### [网页正文]

********************

陈婧
世界也是昆虫的天堂。蚊子、苍蝇、蝉、蟑螂、蚂蚁,在很多人眼中,虫子总不是什么好东西,就算不咬人,也会被它们恼人的嗡嗡声或诡异的外观而打败。不过,在摄影师列翁眼中,它们却是最美的模特。尤其对于很多喜欢摄影的人来说,要拍摄出一张清晰的昆虫照片绝非易事——要让昆虫的丝发毛孔、纹路肌理全都清晰可见、惊艳众人。
英国摄影师列翁·毕史(Levon Biss)曾经是商界的摄影师,在只有5毫米的昆虫摄影中娴熟地展现他的摄影技术,列翁开创了以难以置信的显微精度拍摄昆虫细节的流程。他使用200毫米的定焦镜头,加上10倍的显微镜头,还原了一个从未被侵入的昆虫王国。这个精细微观的昆虫世界,让人迫不及待地想看清楚更多细节。
通常一幅图片放大之后,细节会开始丢失,像素越来越低,失真不可避免——但是在列翁展现的世界里,细节越来越清晰,像是进入了一个实时街景地图——不停地放大、放大,每一只昆虫都化身庞然大物。细小的绒毛、腿部的锯齿、翅膀上的花纹和斑点,昆虫身体每一个惊人的细节都色彩分明、脉络清晰,连虫体上的坑洼之处都看得一清二楚。
今天,你甚至可以在米兰家具展上看到列翁的作品,主题是“隐藏的微观世界”——昆虫照片布满展厅,颜色和纹理简美不胜收,形成了一种微观下的视觉盛宴。每张昆虫的图像都高达9米。
昆虫学家都忍不住选择了列翁的22幅作品,将它们陈列在英国牛津大学自然历史博物馆。列翁拍摄的昆虫标本照片被打印成 3 米长的照片展出,而這些昆虫原本只有几毫米长。
你也可以在展览的官网(http://microsculpture.net)上观赏到所有的高清照片,沉浸式地体验高达4GB的版本。黑色的屏幕背景下,排列着一只只昆虫,鼠标靠近哪一只,哪一只就变得透亮起来,整体散发出耀眼的金属般质感。
我们一向陌生的昆虫身上的细节,让人惊叹自然造物的鬼斧神工。为了排除我们的恐惧,让虫子的美被更多的人所了解,列翁还出了一本书:《微观雕像:昆虫的肖像》。
这些照片在展出时备受欢迎,服务人员必须不停擦拭这些作品的下面1/3的部分,都是观众们黏黏的手印,他们极想触摸这些“小家伙们”。

********************

### [所给资料]
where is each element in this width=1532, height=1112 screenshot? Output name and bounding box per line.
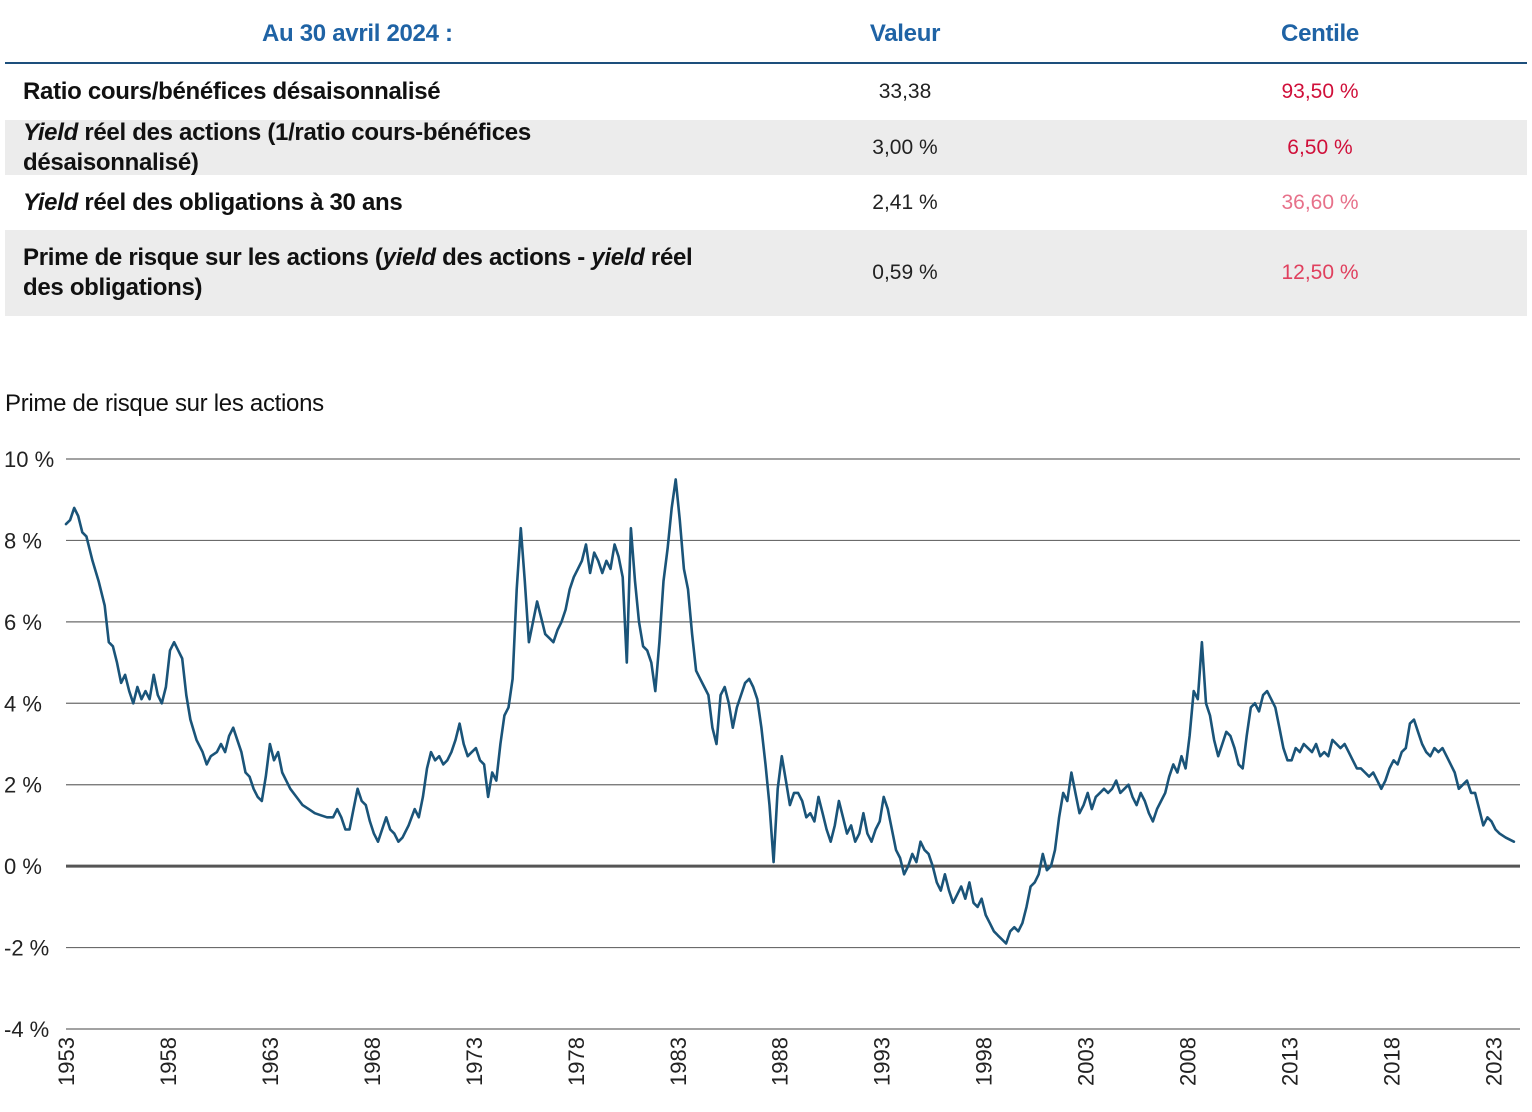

********************

### [要求与说明]
请从介绍列翁昆虫显微摄影那篇文章的最后一句之后续写下去。

### [正确答案]
列翁出生在伦敦,第一次喜欢上摄影是在他15岁时摆弄了父亲的一台Lomo相机,父亲喜欢用这台相机来给家人拍照。在过去的20年,列翁对摄影的好奇促使他参与过很多工作:新闻报道、运动摄影到肖像类摄影,他的作品被刊登在《时代杂志》《地理杂志》《纽约时报》《美国国家地理杂志》《体育画报》等诸多知名媒体上。
“在开始昆虫微拍项目前,我作为摄影师已经有18个年头。当时,我曾为很多国际品牌拍摄广告。我有机会拍下我们这个时代的符号并环游着世界。我的职业生涯真如我所梦想的。”列翁还擅长拍一些体育类的图片,捕捉到运动员充满力量的运动瞬间。
“我仍然不满足。尽管我拍摄和体验的事物如此特别,但他们开始变得平淡。我也开始有些担心,在数字世界中,一次性的摄影将如何生存。我真是很想去生产那种有价值感的照片,我需要一种独特的项目。”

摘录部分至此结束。